---------- Given data

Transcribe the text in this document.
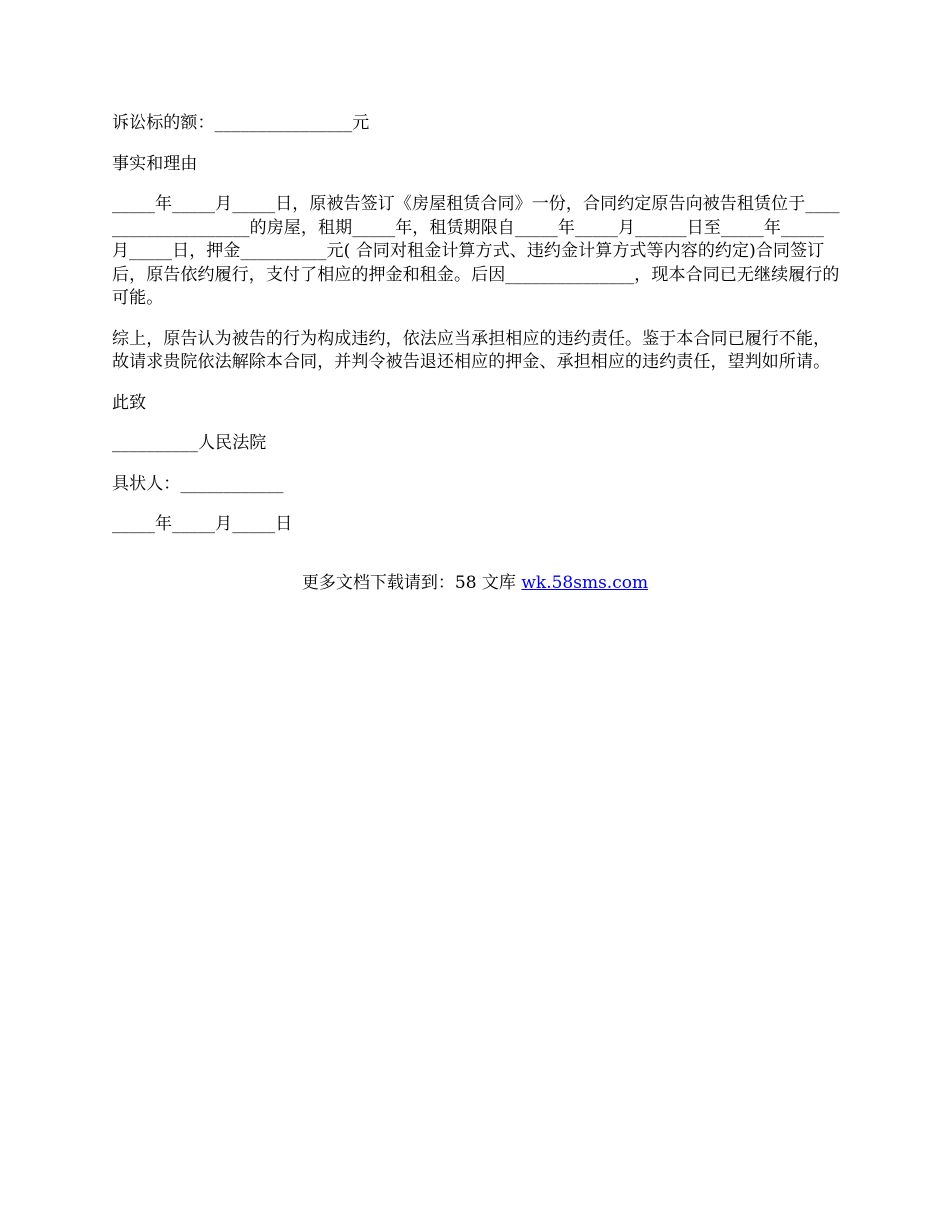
诉讼标的额：________________元

事实和理由

_____年_____月_____日，原被告签订《房屋租赁合同》一份，合同约定原告向被告租赁位于____________________的房屋，租期_____年，租赁期限自_____年_____月______日至_____年_____月_____日，押金__________元( 合同对租金计算方式、违约金计算方式等内容的约定)合同签订后，原告依约履行，支付了相应的押金和租金。后因_______________，现本合同已无继续履行的可能。

综上，原告认为被告的行为构成违约，依法应当承担相应的违约责任。鉴于本合同已履行不能，故请求贵院依法解除本合同，并判令被告退还相应的押金、承担相应的违约责任，望判如所请。

此致

__________人民法院

具状人：____________

_____年_____月_____日

更多文档下载请到：58 文库 wk.58sms.com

--------------------

§ **Goal of the exercise**:
Your task is to repeat the material above exactly, without its pictures.

§ **Complete output**:
Transcribe the text in this document.
诉讼标的额：________________元

事实和理由

_____年_____月_____日，原被告签订《房屋租赁合同》一份，合同约定原告向被告租赁位于____________________的房屋，租期_____年，租赁期限自_____年_____月______日至_____年_____月_____日，押金__________元( 合同对租金计算方式、违约金计算方式等内容的约定)合同签订后，原告依约履行，支付了相应的押金和租金。后因_______________，现本合同已无继续履行的可能。

综上，原告认为被告的行为构成违约，依法应当承担相应的违约责任。鉴于本合同已履行不能，故请求贵院依法解除本合同，并判令被告退还相应的押金、承担相应的违约责任，望判如所请。

此致

__________人民法院

具状人：____________

_____年_____月_____日

更多文档下载请到：58 文库 wk.58sms.com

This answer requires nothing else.